◆ Exercise data:
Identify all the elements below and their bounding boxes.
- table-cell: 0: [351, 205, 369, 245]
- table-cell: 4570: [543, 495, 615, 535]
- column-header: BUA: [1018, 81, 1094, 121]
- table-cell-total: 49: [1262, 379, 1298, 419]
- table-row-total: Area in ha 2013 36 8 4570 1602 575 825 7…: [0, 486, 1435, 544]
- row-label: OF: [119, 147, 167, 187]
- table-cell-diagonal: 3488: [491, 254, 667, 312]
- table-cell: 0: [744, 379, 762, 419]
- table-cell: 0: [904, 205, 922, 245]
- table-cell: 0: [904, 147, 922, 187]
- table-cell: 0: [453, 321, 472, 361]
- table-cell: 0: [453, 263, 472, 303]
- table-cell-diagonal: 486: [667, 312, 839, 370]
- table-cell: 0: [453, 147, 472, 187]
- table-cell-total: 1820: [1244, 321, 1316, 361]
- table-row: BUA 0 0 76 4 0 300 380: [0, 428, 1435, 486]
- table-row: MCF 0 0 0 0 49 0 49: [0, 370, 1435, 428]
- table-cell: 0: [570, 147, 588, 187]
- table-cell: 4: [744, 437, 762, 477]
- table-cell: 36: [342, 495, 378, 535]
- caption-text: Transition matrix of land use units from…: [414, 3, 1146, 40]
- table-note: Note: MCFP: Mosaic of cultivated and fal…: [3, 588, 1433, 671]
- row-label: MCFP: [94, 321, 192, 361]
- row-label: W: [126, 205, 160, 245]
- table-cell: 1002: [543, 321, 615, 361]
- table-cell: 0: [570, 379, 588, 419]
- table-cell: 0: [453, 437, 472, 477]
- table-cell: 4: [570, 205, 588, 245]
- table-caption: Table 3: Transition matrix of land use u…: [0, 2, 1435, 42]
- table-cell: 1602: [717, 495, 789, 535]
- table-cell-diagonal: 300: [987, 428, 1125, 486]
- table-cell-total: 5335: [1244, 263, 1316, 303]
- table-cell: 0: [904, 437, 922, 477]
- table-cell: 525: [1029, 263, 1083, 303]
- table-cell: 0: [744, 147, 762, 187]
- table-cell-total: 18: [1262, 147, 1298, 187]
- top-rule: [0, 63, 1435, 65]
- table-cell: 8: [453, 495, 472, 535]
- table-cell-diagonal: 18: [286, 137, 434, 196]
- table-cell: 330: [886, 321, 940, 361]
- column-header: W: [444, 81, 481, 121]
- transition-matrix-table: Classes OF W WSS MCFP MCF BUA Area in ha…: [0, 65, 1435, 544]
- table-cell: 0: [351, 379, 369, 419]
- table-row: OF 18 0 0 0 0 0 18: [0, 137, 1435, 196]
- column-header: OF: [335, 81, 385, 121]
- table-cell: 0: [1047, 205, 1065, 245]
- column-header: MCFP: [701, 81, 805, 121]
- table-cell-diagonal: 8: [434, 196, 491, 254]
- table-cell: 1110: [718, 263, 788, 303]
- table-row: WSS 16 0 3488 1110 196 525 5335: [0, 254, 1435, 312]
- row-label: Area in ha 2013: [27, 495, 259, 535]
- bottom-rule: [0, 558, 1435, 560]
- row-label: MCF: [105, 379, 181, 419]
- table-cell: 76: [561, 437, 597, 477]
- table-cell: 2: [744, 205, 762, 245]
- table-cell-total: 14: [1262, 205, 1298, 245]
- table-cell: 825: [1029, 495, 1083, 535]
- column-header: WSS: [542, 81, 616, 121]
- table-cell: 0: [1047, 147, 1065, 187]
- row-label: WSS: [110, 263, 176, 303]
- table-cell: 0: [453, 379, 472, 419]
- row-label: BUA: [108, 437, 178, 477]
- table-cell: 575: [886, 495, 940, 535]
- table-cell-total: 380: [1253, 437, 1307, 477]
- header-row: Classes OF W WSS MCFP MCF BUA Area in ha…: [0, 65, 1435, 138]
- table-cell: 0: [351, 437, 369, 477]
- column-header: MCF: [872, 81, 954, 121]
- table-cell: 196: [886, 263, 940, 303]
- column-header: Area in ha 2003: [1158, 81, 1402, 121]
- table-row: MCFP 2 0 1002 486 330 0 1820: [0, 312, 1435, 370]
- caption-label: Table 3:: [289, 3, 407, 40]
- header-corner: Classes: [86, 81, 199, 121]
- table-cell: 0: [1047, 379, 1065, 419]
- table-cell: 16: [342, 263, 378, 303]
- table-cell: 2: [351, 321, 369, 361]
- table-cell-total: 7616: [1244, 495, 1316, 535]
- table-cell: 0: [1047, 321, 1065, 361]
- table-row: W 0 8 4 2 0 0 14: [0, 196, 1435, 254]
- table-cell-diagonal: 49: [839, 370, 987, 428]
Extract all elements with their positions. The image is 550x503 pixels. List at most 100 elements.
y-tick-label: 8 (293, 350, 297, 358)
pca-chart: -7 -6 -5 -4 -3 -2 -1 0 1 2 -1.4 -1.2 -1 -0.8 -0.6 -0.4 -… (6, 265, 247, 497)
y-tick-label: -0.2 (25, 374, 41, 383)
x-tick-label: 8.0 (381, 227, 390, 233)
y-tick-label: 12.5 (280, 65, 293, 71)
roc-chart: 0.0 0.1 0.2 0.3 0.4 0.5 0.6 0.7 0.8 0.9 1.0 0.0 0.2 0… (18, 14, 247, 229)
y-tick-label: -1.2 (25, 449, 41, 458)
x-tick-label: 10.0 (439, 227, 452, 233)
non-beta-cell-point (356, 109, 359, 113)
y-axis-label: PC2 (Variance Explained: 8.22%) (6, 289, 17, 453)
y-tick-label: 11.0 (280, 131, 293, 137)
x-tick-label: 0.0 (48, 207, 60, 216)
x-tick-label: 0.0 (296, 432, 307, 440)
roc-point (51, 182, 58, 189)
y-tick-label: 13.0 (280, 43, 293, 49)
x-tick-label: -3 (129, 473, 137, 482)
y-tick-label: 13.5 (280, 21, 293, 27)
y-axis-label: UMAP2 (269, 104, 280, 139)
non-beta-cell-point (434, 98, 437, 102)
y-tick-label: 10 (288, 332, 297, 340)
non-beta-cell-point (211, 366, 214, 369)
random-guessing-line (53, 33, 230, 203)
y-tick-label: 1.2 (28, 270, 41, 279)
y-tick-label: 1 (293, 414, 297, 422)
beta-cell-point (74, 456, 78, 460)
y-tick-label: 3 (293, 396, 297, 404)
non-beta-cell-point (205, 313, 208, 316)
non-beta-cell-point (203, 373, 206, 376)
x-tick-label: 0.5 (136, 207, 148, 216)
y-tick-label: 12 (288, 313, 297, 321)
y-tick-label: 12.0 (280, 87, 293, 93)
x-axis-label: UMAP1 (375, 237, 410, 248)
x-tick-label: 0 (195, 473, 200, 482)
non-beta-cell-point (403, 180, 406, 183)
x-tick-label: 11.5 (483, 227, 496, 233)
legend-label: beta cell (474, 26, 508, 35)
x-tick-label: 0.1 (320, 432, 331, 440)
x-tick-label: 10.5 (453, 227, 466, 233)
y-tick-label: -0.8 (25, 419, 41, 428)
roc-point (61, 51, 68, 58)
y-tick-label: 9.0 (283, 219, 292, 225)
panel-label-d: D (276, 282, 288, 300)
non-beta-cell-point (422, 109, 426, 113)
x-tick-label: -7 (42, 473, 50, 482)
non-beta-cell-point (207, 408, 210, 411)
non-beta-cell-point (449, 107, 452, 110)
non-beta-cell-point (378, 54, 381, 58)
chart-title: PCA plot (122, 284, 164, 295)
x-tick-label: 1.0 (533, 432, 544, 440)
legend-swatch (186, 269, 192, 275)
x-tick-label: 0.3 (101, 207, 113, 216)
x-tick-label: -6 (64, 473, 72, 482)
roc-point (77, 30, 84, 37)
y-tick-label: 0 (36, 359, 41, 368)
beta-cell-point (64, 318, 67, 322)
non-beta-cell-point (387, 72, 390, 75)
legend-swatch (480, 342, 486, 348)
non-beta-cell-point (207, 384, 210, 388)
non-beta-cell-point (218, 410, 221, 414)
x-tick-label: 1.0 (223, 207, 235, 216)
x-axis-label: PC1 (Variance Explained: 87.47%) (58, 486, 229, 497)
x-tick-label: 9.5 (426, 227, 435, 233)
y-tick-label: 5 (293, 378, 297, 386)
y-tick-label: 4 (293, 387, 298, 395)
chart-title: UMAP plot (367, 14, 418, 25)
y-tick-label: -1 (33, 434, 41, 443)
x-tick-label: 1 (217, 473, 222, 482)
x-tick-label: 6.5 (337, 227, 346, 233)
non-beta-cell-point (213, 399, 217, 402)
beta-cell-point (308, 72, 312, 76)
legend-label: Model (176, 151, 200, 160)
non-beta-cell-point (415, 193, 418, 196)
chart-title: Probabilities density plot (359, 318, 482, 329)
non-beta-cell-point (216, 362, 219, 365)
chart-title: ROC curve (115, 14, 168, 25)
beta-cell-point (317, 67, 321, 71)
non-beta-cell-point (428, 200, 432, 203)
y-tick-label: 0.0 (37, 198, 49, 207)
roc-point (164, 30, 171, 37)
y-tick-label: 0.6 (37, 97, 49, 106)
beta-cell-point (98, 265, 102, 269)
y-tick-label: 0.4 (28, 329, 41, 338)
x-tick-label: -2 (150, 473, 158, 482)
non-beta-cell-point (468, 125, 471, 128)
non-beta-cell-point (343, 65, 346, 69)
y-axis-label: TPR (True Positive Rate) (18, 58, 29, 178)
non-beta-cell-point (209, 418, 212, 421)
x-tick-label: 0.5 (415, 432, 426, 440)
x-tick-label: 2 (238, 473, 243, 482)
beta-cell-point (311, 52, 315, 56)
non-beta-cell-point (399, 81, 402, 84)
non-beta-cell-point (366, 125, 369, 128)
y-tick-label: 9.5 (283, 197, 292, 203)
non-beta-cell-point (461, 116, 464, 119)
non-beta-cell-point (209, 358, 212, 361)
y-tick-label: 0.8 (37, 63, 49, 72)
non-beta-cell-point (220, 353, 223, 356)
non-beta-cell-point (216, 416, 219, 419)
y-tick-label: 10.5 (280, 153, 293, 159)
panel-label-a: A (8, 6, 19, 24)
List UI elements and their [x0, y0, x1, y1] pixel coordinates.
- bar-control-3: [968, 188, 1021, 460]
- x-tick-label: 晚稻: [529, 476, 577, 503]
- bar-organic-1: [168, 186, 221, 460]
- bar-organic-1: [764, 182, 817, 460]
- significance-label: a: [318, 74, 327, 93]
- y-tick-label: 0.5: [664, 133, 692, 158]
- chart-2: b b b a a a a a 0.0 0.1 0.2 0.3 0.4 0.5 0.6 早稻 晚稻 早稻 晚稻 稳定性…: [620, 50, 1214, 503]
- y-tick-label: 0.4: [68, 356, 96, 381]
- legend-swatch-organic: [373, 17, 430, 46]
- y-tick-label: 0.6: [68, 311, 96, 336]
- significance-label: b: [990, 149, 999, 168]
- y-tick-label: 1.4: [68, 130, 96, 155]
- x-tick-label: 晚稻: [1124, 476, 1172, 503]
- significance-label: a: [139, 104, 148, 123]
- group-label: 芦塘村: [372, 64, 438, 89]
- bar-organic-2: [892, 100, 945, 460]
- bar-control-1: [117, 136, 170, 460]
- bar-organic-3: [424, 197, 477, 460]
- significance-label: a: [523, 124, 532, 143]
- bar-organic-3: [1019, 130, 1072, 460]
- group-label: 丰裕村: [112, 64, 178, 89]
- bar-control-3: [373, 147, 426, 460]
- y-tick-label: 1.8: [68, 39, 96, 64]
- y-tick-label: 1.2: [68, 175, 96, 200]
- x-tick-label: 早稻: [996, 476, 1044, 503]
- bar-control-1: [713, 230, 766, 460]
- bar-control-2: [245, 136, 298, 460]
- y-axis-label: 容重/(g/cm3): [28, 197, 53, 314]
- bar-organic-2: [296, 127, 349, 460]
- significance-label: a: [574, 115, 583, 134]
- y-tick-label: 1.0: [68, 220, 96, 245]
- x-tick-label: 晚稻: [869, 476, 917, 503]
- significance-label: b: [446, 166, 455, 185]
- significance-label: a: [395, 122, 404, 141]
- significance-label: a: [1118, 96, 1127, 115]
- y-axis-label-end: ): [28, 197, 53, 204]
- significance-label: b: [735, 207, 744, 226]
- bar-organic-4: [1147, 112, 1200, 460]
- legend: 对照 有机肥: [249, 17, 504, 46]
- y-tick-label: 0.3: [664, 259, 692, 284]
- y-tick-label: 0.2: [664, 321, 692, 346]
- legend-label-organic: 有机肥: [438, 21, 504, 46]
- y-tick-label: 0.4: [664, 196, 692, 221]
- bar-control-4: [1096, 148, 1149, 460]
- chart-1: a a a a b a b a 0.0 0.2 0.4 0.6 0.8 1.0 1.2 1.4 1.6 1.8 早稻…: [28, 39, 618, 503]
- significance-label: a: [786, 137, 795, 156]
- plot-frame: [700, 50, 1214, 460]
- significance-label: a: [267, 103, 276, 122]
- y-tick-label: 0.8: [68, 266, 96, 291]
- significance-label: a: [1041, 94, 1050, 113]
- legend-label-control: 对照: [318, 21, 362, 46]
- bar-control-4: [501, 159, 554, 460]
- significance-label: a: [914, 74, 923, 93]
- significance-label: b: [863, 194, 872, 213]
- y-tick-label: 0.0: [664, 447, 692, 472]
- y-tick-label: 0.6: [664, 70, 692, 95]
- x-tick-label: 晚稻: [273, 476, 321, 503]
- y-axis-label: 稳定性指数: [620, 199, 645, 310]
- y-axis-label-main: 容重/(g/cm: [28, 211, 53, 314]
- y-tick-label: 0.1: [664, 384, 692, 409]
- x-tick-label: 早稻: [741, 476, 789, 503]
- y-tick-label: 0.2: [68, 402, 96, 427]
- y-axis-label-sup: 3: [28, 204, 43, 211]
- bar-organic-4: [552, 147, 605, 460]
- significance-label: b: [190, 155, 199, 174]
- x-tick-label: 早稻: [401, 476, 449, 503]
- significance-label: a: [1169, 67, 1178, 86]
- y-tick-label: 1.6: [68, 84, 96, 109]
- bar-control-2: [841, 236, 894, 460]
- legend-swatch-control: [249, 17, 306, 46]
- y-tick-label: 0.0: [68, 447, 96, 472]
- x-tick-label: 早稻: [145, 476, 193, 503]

◆ Stated exercise:
Copy the material without any change, from its first line through the line containing "- table-cell: 0: [1047, 205, 1065, 245]", including both of those lines.

◆ Task solution:
Identify all the elements below and their bounding boxes.
- table-cell: 0: [351, 205, 369, 245]
- table-cell: 4570: [543, 495, 615, 535]
- column-header: BUA: [1018, 81, 1094, 121]
- table-cell-total: 49: [1262, 379, 1298, 419]
- table-row-total: Area in ha 2013 36 8 4570 1602 575 825 7…: [0, 486, 1435, 544]
- row-label: OF: [119, 147, 167, 187]
- table-cell-diagonal: 3488: [491, 254, 667, 312]
- table-cell: 0: [744, 379, 762, 419]
- table-cell: 0: [904, 205, 922, 245]
- table-cell: 0: [904, 147, 922, 187]
- table-cell: 0: [453, 321, 472, 361]
- table-cell: 0: [453, 263, 472, 303]
- table-cell-diagonal: 486: [667, 312, 839, 370]
- table-cell: 0: [453, 147, 472, 187]
- table-cell-total: 1820: [1244, 321, 1316, 361]
- table-row: BUA 0 0 76 4 0 300 380: [0, 428, 1435, 486]
- table-row: MCF 0 0 0 0 49 0 49: [0, 370, 1435, 428]
- table-cell: 0: [570, 147, 588, 187]
- table-cell: 4: [744, 437, 762, 477]
- table-cell: 36: [342, 495, 378, 535]
- caption-text: Transition matrix of land use units from…: [414, 3, 1146, 40]
- table-note: Note: MCFP: Mosaic of cultivated and fal…: [3, 588, 1433, 671]
- row-label: MCFP: [94, 321, 192, 361]
- row-label: W: [126, 205, 160, 245]
- table-cell: 1002: [543, 321, 615, 361]
- table-cell: 0: [570, 379, 588, 419]
- table-cell: 0: [453, 437, 472, 477]
- table-cell: 4: [570, 205, 588, 245]
- table-caption: Table 3: Transition matrix of land use u…: [0, 2, 1435, 42]
- table-cell: 1602: [717, 495, 789, 535]
- table-cell-diagonal: 300: [987, 428, 1125, 486]
- table-cell-total: 5335: [1244, 263, 1316, 303]
- table-cell: 0: [904, 437, 922, 477]
- table-cell: 525: [1029, 263, 1083, 303]
- table-cell: 0: [744, 147, 762, 187]
- table-cell-total: 18: [1262, 147, 1298, 187]
- top-rule: [0, 63, 1435, 65]
- table-cell: 8: [453, 495, 472, 535]
- table-cell-diagonal: 18: [286, 137, 434, 196]
- table-cell: 330: [886, 321, 940, 361]
- column-header: W: [444, 81, 481, 121]
- transition-matrix-table: Classes OF W WSS MCFP MCF BUA Area in ha…: [0, 65, 1435, 544]
- table-cell: 0: [351, 379, 369, 419]
- table-row: OF 18 0 0 0 0 0 18: [0, 137, 1435, 196]
- column-header: OF: [335, 81, 385, 121]
- table-cell: 0: [1047, 205, 1065, 245]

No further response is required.